[Text passage]:

_____

The African-American teens favored the same message but with a different image - three hands, two cupping around the third.

The Spanish-speaking women chose “You owe yourself good care and we want to help you get it,” superimposed on the photograph of the three hands, two cupping around the third. After language consultation, this was modified to read, in Spanish, “You deserve good prenatal care and we want to help you get it.”

The Haitians selected the message, “Protect yourself and your baby. Get prenatal care,” in Haitian-Creole, along with the picture of the three women with umbrellas. Initially, the image of the three hands led, but in the trade-off, the three women with umbrellas prevailed. The umbrella was viewed as a protector of fragile pregnant women.

Radio and TV
For the radio and TV commercials, the respondents held the Perception Analyzer dials as they viewed or listened to the 30-second spots, each with themes, messages and images developed from the research results, reflected in the language of the respondent. The words and pictures were measured on a second-to-second basis, through the visual use of a line graph overlaid on the video image, or for the audio, overlaid on a timeline. We measured each spot twice, early in the focus group, and then 90 minutes later toward the end, in order to simulate the real-life experience of repetition and measure how effective each would be after hearing it or seeing it several times.

Here is a script used for a 30-second spot that tested well, using the actual words from one of the respondents:

“During your pregnancy, you got to really look at, let me go check myself out. If my head ain’t together, my body ain’t gonna come along. First of all, I let them know they really don’t have anything to fear. Fear is one of the things that keep people away from going to the clinic. Scared, not scared. High, not high. Because if you can go out there and get other things that you need that’s not really good for you, then you could go out there and get something that you need that’s going to help you.”

_____

[Exercise objective]: Using the text on prenatal care messaging, explain in one to three sentences why each radio and TV spot was measured twice during a focus group.

[Dataset entries]
_____

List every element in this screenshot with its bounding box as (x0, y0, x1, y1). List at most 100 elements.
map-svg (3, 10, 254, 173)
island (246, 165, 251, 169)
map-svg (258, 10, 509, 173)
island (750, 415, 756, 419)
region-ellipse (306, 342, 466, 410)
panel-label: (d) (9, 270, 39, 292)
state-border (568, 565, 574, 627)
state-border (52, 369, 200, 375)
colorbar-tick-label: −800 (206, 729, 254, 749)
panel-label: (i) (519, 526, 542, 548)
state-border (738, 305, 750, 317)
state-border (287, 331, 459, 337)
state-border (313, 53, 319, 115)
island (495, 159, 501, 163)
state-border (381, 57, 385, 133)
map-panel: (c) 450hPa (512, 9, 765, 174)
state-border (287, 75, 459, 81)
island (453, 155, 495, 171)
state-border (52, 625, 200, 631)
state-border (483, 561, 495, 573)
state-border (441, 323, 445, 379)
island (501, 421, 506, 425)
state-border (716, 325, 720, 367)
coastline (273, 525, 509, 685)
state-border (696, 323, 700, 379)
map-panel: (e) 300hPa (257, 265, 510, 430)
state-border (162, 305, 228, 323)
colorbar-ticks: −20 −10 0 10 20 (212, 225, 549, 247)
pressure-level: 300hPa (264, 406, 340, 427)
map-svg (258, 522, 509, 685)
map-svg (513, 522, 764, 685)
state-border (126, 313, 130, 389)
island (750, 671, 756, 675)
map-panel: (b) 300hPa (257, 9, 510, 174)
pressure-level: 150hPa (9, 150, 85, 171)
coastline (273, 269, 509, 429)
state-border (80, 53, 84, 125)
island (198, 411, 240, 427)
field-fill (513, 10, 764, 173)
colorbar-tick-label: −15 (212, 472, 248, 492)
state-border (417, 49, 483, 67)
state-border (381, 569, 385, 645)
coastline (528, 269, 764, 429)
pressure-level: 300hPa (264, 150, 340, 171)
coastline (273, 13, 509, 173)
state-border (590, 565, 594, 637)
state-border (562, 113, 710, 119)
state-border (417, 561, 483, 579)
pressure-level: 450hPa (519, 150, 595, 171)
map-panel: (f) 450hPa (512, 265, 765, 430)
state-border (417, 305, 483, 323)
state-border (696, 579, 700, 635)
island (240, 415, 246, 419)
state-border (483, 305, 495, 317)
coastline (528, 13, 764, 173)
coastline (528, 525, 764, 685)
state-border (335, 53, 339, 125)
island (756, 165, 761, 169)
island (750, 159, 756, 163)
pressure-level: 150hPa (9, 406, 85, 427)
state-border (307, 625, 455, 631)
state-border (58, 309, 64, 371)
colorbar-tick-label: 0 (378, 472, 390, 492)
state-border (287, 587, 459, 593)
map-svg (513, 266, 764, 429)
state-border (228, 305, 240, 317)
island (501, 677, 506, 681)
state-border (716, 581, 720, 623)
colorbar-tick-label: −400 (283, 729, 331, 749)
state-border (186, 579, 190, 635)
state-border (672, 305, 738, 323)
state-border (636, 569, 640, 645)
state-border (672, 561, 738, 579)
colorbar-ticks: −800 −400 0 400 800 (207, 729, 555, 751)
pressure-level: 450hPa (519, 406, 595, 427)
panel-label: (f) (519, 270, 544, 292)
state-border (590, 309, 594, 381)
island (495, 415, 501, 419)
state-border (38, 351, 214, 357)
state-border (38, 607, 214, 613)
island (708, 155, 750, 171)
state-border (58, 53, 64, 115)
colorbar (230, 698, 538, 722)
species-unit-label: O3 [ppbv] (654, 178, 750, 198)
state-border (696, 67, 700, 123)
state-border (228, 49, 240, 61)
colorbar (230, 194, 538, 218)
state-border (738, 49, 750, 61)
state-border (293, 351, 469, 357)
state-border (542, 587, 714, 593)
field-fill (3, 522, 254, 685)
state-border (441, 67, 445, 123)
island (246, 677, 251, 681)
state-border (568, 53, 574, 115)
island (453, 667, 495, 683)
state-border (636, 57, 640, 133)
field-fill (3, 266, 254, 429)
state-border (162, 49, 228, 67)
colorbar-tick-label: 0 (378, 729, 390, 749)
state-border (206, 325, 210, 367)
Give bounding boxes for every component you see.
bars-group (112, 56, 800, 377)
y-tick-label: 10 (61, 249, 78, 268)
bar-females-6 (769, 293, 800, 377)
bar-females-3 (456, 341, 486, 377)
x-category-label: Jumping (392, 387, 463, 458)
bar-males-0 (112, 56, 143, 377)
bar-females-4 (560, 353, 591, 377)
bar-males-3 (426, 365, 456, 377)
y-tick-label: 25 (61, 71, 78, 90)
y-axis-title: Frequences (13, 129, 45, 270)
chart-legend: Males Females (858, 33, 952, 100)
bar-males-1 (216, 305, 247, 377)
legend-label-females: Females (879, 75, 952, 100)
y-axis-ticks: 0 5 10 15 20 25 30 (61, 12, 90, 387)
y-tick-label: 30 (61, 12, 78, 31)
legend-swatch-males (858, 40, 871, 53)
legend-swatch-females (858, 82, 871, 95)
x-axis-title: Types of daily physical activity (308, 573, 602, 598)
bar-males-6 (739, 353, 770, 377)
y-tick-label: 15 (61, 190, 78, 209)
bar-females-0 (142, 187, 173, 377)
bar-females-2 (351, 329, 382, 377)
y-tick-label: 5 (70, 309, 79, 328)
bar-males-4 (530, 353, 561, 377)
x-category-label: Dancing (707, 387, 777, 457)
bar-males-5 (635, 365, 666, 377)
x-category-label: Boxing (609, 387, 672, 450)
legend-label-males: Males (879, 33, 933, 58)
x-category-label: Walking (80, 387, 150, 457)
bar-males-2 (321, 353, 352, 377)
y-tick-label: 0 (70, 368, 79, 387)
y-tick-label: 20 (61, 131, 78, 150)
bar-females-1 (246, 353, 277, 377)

_____

[Answer box]: Each spot was measured early in the focus group and again 90 minutes later, toward the end. This simulated the real-life experience of repetition and showed how effective each spot would be after it had been heard or seen several times.